Stored records:
■ ■ ■ ■ ■ ■ ■

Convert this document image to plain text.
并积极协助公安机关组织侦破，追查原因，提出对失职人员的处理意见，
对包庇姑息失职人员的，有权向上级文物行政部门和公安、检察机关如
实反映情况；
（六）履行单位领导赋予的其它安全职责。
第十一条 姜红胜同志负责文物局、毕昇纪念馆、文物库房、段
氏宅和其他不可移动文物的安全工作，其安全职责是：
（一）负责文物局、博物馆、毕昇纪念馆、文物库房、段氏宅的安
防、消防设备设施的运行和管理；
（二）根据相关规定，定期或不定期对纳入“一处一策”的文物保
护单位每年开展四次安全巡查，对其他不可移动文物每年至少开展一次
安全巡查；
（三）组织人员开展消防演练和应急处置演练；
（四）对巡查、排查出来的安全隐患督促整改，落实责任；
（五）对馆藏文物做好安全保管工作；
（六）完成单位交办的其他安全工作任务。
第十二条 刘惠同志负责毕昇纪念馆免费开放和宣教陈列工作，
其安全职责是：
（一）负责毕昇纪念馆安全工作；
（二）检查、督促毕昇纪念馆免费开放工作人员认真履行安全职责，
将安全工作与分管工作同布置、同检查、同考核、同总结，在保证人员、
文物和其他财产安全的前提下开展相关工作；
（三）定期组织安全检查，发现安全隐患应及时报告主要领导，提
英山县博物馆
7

■ ■ ■ ■ ■ ■ ■

### EXERCISE DETAILS:
Say how many lines contain the string "文物库房", giving nothing but the count.

### REPLY:
2